Repeat all the records exactly, omitting pictures.
>> begin Information given
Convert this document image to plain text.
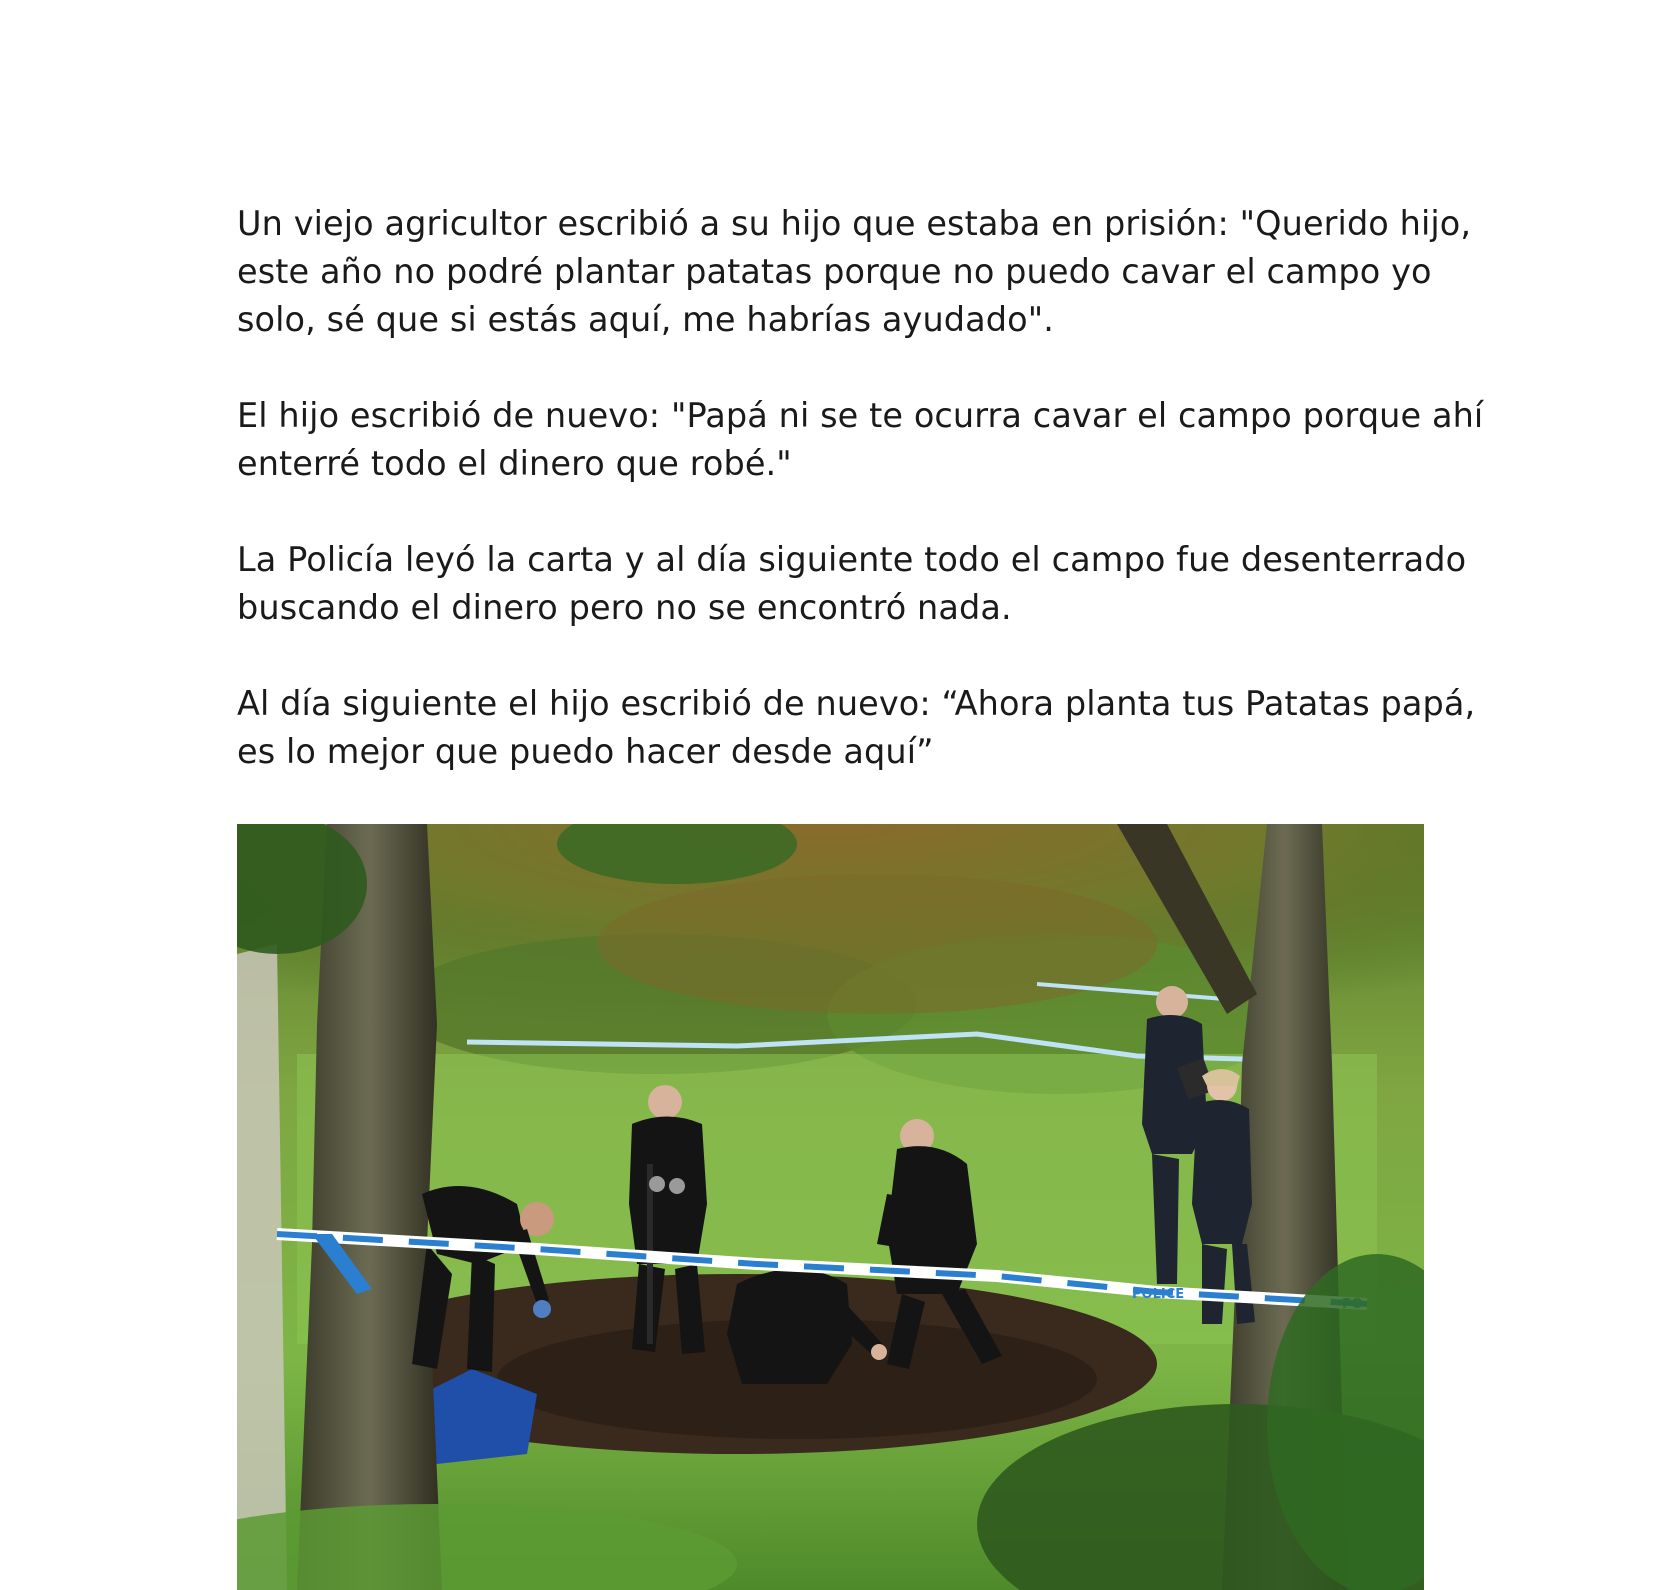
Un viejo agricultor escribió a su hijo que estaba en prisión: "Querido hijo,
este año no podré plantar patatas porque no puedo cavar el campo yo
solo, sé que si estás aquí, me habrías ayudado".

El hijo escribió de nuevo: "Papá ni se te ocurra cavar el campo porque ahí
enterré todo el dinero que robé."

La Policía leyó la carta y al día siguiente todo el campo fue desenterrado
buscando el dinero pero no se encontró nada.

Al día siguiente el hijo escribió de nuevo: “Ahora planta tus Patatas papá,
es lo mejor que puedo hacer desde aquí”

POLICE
>> end Information given
§ Answer for this exercise:
Convert this document image to plain text.
Un viejo agricultor escribió a su hijo que estaba en prisión: "Querido hijo,
este año no podré plantar patatas porque no puedo cavar el campo yo
solo, sé que si estás aquí, me habrías ayudado".

El hijo escribió de nuevo: "Papá ni se te ocurra cavar el campo porque ahí
enterré todo el dinero que robé."

La Policía leyó la carta y al día siguiente todo el campo fue desenterrado
buscando el dinero pero no se encontró nada.

Al día siguiente el hijo escribió de nuevo: “Ahora planta tus Patatas papá,
es lo mejor que puedo hacer desde aquí”

POLICE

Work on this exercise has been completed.